### SHORT EXERCISE:
Pull out every line in the data that has the string "Standard" in it.

** start of RECORDS SHOWN **

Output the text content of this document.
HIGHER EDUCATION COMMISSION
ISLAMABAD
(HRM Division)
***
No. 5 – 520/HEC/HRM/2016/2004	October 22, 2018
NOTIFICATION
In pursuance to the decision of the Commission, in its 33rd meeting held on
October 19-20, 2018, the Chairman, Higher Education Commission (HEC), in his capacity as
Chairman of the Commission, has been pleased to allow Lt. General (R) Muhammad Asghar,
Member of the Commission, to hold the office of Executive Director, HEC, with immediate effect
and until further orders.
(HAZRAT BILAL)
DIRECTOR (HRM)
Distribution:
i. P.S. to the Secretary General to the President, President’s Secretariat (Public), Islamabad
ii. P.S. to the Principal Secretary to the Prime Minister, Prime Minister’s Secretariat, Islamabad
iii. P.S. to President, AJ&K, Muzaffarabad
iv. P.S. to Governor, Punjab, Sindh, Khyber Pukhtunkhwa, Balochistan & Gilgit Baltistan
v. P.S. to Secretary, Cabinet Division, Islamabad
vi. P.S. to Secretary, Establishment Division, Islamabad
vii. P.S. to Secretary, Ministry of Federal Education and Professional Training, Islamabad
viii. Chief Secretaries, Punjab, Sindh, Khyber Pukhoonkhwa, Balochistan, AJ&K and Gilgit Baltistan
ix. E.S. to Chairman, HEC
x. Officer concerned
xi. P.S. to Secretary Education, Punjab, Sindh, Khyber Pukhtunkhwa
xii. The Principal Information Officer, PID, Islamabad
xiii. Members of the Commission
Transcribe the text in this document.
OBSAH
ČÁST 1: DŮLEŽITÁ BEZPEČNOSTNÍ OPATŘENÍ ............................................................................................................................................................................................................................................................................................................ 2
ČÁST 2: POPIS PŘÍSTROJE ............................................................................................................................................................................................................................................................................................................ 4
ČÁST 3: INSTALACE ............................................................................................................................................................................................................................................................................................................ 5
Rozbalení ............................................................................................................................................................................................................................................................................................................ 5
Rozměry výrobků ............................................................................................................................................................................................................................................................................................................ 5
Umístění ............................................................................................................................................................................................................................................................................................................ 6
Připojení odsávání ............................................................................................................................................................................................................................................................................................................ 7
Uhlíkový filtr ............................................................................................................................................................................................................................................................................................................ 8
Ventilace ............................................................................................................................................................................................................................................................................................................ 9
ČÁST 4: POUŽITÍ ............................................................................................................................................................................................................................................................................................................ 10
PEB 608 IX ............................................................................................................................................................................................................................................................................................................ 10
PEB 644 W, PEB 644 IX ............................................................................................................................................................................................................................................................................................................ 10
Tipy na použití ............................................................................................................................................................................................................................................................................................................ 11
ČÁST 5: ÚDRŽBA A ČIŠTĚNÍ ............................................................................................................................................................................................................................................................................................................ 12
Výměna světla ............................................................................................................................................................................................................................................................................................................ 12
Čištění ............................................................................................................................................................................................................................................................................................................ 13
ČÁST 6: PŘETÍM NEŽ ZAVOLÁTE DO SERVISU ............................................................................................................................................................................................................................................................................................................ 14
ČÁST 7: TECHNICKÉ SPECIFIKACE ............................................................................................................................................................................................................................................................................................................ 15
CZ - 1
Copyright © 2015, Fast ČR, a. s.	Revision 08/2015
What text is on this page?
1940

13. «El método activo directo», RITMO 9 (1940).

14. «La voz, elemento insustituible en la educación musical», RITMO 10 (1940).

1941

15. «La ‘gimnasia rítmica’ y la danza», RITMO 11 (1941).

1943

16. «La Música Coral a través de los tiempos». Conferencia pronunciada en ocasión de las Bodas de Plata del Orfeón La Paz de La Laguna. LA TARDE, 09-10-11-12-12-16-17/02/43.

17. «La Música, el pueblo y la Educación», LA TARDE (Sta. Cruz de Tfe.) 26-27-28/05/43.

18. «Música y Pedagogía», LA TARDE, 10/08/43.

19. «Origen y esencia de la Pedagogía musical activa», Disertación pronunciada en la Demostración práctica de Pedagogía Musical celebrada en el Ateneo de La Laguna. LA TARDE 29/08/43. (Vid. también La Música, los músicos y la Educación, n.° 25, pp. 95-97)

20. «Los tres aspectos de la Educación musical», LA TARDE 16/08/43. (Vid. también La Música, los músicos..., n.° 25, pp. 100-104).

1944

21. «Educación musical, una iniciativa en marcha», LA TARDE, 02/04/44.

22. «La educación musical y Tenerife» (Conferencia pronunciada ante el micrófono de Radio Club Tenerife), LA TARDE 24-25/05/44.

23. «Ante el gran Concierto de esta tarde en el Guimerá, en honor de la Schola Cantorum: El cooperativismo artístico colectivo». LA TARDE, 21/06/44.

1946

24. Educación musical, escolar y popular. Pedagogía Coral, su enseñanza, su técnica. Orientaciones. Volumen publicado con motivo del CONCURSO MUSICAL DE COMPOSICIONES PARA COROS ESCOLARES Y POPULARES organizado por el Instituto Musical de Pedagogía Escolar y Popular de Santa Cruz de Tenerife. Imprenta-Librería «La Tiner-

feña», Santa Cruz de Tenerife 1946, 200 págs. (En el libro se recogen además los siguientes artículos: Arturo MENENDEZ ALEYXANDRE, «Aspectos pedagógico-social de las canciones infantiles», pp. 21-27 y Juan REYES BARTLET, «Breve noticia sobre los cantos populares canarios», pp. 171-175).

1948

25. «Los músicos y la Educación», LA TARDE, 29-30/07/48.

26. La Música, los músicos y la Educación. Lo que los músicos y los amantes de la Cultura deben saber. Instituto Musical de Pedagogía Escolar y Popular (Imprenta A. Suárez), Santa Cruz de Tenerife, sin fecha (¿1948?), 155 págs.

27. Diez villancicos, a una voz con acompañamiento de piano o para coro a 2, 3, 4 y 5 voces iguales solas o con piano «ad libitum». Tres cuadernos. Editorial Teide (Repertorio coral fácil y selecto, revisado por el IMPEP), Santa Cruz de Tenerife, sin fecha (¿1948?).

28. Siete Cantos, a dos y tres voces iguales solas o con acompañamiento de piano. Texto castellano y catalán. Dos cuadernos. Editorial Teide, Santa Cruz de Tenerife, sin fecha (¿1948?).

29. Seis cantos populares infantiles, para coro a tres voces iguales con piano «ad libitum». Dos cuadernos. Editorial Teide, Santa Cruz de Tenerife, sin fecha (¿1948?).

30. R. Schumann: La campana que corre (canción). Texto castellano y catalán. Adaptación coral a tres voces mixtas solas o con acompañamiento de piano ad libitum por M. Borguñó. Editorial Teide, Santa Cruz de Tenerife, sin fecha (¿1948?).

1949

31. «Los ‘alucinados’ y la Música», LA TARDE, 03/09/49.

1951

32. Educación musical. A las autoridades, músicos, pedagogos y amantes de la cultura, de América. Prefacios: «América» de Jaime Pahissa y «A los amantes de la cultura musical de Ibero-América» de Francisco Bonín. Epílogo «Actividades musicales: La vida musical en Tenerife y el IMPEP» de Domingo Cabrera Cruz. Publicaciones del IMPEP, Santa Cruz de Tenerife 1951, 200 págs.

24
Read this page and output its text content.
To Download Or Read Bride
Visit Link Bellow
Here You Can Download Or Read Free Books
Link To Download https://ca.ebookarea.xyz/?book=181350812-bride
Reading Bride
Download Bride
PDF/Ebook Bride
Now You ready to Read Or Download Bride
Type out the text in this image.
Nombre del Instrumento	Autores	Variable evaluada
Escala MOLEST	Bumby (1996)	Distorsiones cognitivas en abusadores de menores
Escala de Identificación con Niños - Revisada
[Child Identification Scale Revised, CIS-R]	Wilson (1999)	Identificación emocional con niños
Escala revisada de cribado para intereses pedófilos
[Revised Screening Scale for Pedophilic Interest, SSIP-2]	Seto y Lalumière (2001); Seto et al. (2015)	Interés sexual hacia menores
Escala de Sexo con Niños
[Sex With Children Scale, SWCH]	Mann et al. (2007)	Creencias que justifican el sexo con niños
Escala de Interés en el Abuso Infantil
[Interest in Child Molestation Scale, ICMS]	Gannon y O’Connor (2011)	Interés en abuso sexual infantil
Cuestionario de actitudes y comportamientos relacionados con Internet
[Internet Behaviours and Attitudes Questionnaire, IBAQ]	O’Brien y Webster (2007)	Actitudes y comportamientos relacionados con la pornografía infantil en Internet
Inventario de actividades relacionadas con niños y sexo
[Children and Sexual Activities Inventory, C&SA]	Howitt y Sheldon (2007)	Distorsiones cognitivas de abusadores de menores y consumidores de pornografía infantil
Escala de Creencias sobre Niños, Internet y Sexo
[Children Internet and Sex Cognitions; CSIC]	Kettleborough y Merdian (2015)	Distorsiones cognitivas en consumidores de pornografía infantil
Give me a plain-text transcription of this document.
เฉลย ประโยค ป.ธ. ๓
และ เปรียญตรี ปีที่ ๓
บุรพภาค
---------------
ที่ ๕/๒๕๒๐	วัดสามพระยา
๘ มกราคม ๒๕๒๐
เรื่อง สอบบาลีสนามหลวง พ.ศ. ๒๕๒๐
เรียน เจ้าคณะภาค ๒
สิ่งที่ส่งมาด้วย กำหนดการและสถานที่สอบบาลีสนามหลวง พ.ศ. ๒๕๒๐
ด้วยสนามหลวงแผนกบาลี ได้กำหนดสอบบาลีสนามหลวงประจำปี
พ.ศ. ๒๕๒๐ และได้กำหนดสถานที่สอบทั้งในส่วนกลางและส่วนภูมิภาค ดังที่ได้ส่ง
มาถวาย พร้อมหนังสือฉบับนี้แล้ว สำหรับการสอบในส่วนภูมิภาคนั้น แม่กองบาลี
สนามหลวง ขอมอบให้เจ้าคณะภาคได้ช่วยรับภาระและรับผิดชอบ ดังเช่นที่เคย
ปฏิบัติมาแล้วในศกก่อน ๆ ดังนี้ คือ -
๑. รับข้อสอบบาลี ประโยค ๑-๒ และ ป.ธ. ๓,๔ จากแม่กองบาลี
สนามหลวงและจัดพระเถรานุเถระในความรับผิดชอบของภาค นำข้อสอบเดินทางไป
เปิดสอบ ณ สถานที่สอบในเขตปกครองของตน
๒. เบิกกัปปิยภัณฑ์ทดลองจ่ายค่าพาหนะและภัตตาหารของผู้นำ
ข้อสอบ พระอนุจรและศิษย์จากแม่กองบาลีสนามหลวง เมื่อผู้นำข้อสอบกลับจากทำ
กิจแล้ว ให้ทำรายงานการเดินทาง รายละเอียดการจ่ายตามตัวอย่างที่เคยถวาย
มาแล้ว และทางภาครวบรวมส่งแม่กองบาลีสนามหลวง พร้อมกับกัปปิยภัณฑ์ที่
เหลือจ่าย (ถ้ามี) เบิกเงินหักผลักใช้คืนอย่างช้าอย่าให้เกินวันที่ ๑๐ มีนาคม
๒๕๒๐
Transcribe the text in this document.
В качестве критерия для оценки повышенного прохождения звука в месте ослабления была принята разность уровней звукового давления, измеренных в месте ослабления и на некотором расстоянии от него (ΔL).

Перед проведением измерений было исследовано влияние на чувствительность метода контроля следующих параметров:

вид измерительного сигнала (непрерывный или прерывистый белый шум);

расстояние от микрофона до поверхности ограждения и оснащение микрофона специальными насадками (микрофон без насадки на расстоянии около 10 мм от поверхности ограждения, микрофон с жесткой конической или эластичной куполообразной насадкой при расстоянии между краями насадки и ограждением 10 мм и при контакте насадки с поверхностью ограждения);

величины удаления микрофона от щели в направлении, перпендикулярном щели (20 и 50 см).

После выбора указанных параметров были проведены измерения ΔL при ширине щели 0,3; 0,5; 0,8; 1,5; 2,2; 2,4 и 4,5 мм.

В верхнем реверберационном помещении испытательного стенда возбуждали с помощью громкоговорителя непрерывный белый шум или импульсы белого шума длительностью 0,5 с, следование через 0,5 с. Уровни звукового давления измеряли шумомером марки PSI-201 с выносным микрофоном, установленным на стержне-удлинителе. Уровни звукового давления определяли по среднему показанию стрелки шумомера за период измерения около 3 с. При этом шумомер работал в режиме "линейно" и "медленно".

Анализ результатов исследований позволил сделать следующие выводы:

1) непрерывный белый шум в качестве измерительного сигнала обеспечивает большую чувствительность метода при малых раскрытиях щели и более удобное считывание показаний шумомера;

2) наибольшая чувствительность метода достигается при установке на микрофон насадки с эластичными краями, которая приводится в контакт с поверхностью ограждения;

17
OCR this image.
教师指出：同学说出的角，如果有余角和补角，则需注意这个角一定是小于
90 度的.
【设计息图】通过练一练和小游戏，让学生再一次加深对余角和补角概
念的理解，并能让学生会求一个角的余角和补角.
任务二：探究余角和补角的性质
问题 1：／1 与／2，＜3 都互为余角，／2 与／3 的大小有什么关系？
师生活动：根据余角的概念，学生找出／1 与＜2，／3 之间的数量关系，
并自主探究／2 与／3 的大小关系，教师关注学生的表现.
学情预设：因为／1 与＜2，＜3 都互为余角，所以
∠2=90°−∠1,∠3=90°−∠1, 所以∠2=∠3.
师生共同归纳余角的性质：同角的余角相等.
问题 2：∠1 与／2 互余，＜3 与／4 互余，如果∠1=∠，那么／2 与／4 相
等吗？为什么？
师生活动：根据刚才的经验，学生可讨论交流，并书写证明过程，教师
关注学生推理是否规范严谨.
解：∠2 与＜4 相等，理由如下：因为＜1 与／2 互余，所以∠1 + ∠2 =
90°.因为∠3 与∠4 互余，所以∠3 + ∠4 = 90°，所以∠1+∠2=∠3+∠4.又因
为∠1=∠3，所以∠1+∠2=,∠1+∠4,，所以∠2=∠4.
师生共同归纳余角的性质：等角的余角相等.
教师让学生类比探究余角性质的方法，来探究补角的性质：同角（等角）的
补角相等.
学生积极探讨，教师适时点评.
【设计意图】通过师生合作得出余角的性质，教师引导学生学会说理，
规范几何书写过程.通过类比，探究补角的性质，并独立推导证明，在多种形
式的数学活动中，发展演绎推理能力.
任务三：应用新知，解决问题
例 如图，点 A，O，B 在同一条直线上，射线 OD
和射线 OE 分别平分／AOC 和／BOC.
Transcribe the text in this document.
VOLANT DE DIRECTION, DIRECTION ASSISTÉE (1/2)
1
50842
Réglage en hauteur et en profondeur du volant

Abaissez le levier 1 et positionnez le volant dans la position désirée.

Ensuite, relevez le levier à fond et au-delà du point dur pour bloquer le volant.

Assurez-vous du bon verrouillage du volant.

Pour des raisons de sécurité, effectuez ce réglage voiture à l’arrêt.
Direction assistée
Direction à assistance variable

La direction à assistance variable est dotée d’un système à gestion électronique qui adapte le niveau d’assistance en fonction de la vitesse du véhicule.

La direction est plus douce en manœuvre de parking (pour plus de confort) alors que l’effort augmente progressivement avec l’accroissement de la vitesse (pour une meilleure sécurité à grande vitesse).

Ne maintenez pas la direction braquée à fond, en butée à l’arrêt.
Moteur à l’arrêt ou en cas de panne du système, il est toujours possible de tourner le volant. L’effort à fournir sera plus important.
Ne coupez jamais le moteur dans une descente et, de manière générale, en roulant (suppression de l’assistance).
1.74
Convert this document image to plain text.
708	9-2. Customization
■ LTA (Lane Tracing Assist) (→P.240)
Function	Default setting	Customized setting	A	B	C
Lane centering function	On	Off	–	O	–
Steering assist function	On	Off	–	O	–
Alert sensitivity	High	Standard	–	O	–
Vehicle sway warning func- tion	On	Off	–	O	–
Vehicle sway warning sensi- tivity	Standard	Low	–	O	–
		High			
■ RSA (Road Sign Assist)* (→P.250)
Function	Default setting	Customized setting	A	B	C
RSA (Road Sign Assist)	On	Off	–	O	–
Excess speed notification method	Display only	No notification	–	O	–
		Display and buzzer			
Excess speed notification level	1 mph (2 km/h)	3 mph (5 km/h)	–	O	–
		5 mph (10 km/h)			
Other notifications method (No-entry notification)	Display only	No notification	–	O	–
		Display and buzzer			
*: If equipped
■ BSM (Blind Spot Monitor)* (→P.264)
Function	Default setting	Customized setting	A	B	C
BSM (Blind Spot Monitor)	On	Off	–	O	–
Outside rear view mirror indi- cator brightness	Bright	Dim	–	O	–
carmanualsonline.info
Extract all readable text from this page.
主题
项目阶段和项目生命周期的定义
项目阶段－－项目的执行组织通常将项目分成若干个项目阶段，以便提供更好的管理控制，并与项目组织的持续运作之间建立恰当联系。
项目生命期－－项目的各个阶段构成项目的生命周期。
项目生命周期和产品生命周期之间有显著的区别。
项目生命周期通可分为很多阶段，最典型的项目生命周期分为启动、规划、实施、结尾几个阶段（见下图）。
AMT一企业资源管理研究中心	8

** end of RECORDS SHOWN **

### SOLUTION TO THIS PROBLEM:
Alert sensitivity	High	Standard	–	O	–
Vehicle sway warning sensi- tivity	Standard	Low	–	O	–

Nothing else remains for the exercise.